# Task:
Transcribe each entry below exactly. Pictures do not go in the copy.

# Exercise data:
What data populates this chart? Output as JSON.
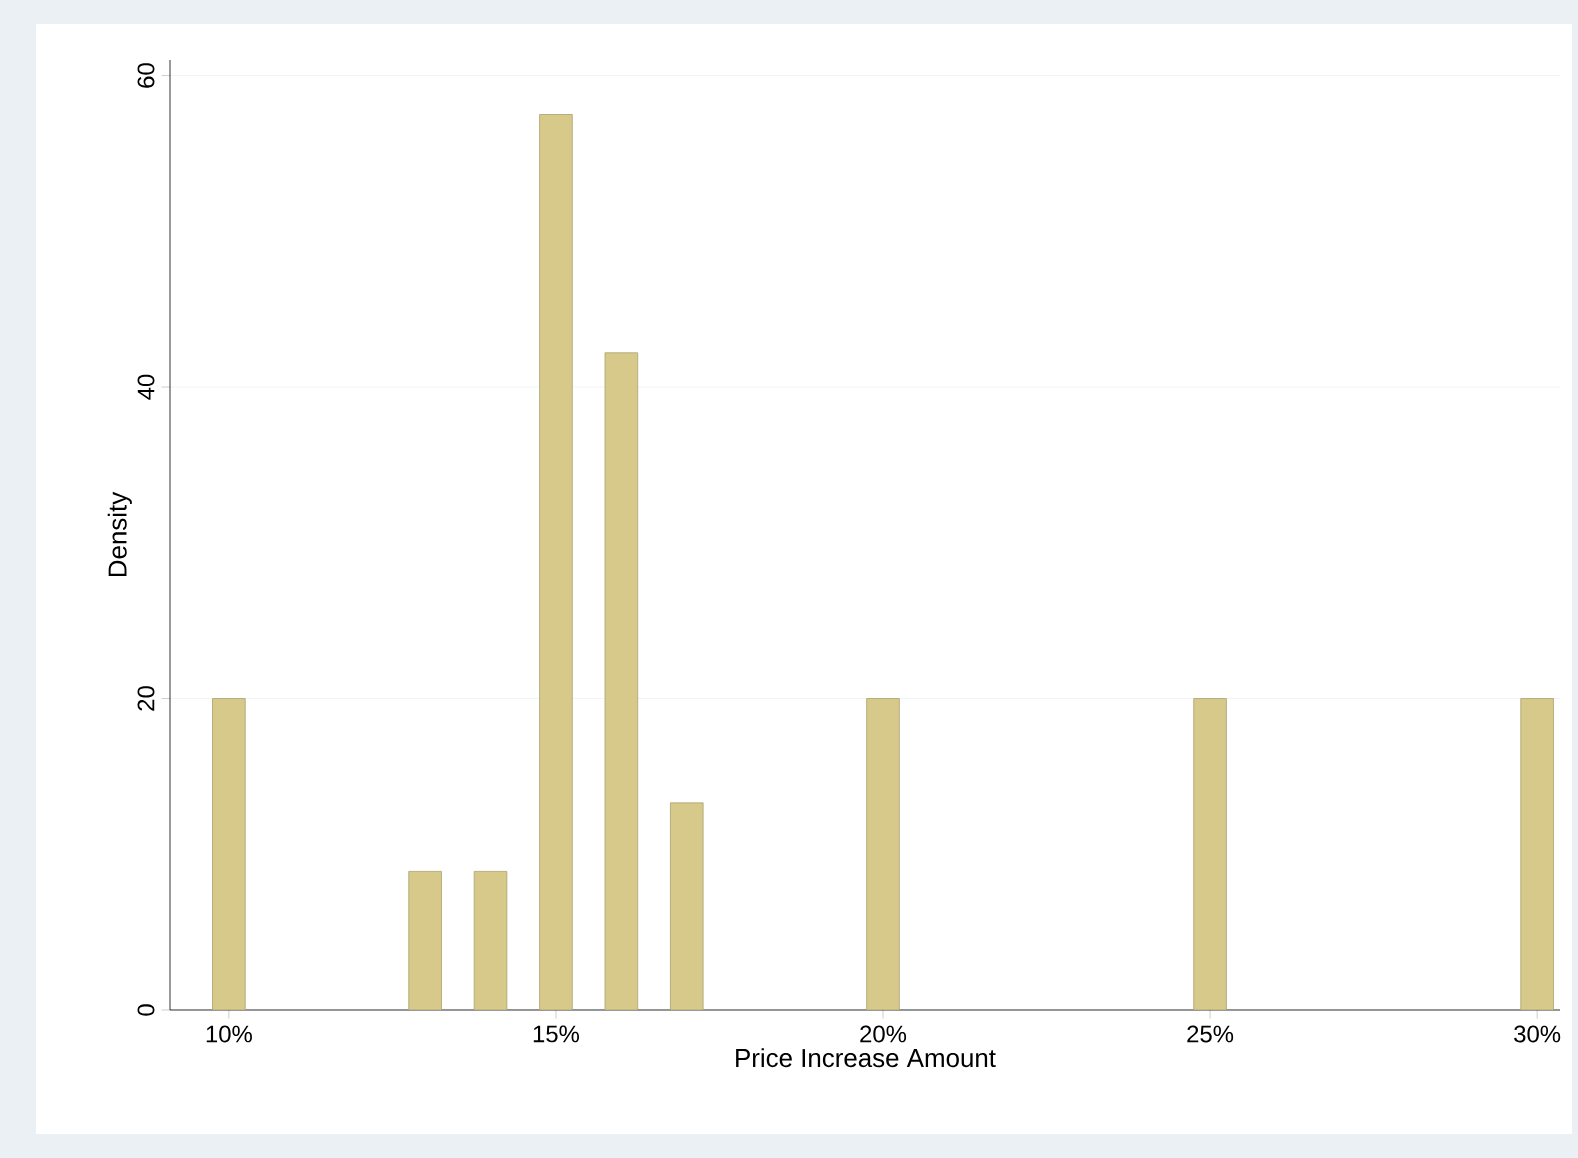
{
  "chart_data": {
    "type": "bar",
    "xlabel": "Price Increase Amount",
    "ylabel": "Density",
    "x": [
      10,
      13,
      14,
      15,
      16,
      17,
      20,
      25,
      30
    ],
    "values": [
      20,
      8.9,
      8.9,
      57.5,
      42.2,
      13.3,
      20,
      20,
      20
    ],
    "color": "#d6c98a",
    "xlim": [
      9.1,
      30.35
    ],
    "ylim": [
      0,
      61
    ],
    "xticks": [
      {
        "value": 10,
        "label": "10%"
      },
      {
        "value": 15,
        "label": "15%"
      },
      {
        "value": 20,
        "label": "20%"
      },
      {
        "value": 25,
        "label": "25%"
      },
      {
        "value": 30,
        "label": "30%"
      }
    ],
    "yticks": [
      0,
      20,
      40,
      60
    ],
    "grid": "y"
  }
}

# Answer to this problem:
What data populates this chart? Output as JSON.
{
  "chart_data": {
    "type": "bar",
    "xlabel": "Price Increase Amount",
    "ylabel": "Density",
    "x": [
      10,
      13,
      14,
      15,
      16,
      17,
      20,
      25,
      30
    ],
    "values": [
      20,
      8.9,
      8.9,
      57.5,
      42.2,
      13.3,
      20,
      20,
      20
    ],
    "color": "#d6c98a",
    "xlim": [
      9.1,
      30.35
    ],
    "ylim": [
      0,
      61
    ],
    "xticks": [
      {
        "value": 10,
        "label": "10%"
      },
      {
        "value": 15,
        "label": "15%"
      },
      {
        "value": 20,
        "label": "20%"
      },
      {
        "value": 25,
        "label": "25%"
      },
      {
        "value": 30,
        "label": "30%"
      }
    ],
    "yticks": [
      0,
      20,
      40,
      60
    ],
    "grid": "y"
  }
}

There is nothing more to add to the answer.